* Exercise: Could you print all the entries exactly?

+++ Extracted information +++

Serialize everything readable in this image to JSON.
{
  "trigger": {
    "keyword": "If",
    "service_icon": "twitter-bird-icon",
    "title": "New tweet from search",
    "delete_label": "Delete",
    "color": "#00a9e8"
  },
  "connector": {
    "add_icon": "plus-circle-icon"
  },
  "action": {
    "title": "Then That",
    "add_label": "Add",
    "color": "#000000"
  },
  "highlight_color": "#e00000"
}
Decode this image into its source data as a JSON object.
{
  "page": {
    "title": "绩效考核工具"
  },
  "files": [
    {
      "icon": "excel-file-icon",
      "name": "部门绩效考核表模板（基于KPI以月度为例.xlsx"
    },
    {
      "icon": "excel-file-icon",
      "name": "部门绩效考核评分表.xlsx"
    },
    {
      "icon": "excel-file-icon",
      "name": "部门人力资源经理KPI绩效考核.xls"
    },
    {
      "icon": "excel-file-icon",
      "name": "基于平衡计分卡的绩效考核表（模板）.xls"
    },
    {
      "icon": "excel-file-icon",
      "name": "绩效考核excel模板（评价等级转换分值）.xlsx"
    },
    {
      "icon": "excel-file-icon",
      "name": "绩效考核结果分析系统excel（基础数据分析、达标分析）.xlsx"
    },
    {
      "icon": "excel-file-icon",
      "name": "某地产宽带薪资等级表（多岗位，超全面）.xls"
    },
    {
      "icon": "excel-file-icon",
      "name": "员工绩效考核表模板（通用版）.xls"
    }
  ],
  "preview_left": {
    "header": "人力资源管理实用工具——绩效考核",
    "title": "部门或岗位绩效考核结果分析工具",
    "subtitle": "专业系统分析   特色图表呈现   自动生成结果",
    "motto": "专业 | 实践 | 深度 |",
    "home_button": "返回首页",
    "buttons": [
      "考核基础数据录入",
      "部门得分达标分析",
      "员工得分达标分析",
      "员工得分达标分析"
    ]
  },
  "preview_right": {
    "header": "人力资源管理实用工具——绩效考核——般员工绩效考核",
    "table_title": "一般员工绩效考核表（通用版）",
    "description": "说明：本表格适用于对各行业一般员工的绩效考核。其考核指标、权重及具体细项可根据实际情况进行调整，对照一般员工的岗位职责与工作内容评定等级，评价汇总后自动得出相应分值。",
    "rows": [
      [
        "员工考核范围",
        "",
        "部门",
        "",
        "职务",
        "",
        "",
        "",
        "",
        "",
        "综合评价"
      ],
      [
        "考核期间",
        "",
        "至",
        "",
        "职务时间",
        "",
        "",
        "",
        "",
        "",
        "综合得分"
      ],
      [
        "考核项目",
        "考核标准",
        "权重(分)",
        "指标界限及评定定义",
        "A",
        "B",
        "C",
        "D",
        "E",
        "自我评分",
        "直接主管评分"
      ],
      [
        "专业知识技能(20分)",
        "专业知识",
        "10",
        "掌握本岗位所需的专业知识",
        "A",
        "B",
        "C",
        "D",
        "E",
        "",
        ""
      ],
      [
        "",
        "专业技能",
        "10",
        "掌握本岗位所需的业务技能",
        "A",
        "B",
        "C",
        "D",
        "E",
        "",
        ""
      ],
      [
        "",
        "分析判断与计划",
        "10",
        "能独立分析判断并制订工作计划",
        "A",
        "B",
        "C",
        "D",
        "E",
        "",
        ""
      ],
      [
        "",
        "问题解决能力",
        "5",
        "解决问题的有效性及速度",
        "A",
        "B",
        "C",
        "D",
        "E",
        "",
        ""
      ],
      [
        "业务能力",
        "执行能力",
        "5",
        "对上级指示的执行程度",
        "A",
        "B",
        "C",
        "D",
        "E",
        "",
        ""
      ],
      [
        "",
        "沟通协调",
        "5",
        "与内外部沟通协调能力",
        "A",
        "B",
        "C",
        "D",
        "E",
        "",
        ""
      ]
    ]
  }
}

+++

* Finished answer:
Serialize everything readable in this image to JSON.
{
  "trigger": {
    "keyword": "If",
    "service_icon": "twitter-bird-icon",
    "title": "New tweet from search",
    "delete_label": "Delete",
    "color": "#00a9e8"
  },
  "connector": {
    "add_icon": "plus-circle-icon"
  },
  "action": {
    "title": "Then That",
    "add_label": "Add",
    "color": "#000000"
  },
  "highlight_color": "#e00000"
}
Decode this image into its source data as a JSON object.
{
  "page": {
    "title": "绩效考核工具"
  },
  "files": [
    {
      "icon": "excel-file-icon",
      "name": "部门绩效考核表模板（基于KPI以月度为例.xlsx"
    },
    {
      "icon": "excel-file-icon",
      "name": "部门绩效考核评分表.xlsx"
    },
    {
      "icon": "excel-file-icon",
      "name": "部门人力资源经理KPI绩效考核.xls"
    },
    {
      "icon": "excel-file-icon",
      "name": "基于平衡计分卡的绩效考核表（模板）.xls"
    },
    {
      "icon": "excel-file-icon",
      "name": "绩效考核excel模板（评价等级转换分值）.xlsx"
    },
    {
      "icon": "excel-file-icon",
      "name": "绩效考核结果分析系统excel（基础数据分析、达标分析）.xlsx"
    },
    {
      "icon": "excel-file-icon",
      "name": "某地产宽带薪资等级表（多岗位，超全面）.xls"
    },
    {
      "icon": "excel-file-icon",
      "name": "员工绩效考核表模板（通用版）.xls"
    }
  ],
  "preview_left": {
    "header": "人力资源管理实用工具——绩效考核",
    "title": "部门或岗位绩效考核结果分析工具",
    "subtitle": "专业系统分析   特色图表呈现   自动生成结果",
    "motto": "专业 | 实践 | 深度 |",
    "home_button": "返回首页",
    "buttons": [
      "考核基础数据录入",
      "部门得分达标分析",
      "员工得分达标分析",
      "员工得分达标分析"
    ]
  },
  "preview_right": {
    "header": "人力资源管理实用工具——绩效考核——般员工绩效考核",
    "table_title": "一般员工绩效考核表（通用版）",
    "description": "说明：本表格适用于对各行业一般员工的绩效考核。其考核指标、权重及具体细项可根据实际情况进行调整，对照一般员工的岗位职责与工作内容评定等级，评价汇总后自动得出相应分值。",
    "rows": [
      [
        "员工考核范围",
        "",
        "部门",
        "",
        "职务",
        "",
        "",
        "",
        "",
        "",
        "综合评价"
      ],
      [
        "考核期间",
        "",
        "至",
        "",
        "职务时间",
        "",
        "",
        "",
        "",
        "",
        "综合得分"
      ],
      [
        "考核项目",
        "考核标准",
        "权重(分)",
        "指标界限及评定定义",
        "A",
        "B",
        "C",
        "D",
        "E",
        "自我评分",
        "直接主管评分"
      ],
      [
        "专业知识技能(20分)",
        "专业知识",
        "10",
        "掌握本岗位所需的专业知识",
        "A",
        "B",
        "C",
        "D",
        "E",
        "",
        ""
      ],
      [
        "",
        "专业技能",
        "10",
        "掌握本岗位所需的业务技能",
        "A",
        "B",
        "C",
        "D",
        "E",
        "",
        ""
      ],
      [
        "",
        "分析判断与计划",
        "10",
        "能独立分析判断并制订工作计划",
        "A",
        "B",
        "C",
        "D",
        "E",
        "",
        ""
      ],
      [
        "",
        "问题解决能力",
        "5",
        "解决问题的有效性及速度",
        "A",
        "B",
        "C",
        "D",
        "E",
        "",
        ""
      ],
      [
        "业务能力",
        "执行能力",
        "5",
        "对上级指示的执行程度",
        "A",
        "B",
        "C",
        "D",
        "E",
        "",
        ""
      ],
      [
        "",
        "沟通协调",
        "5",
        "与内外部沟通协调能力",
        "A",
        "B",
        "C",
        "D",
        "E",
        "",
        ""
      ]
    ]
  }
}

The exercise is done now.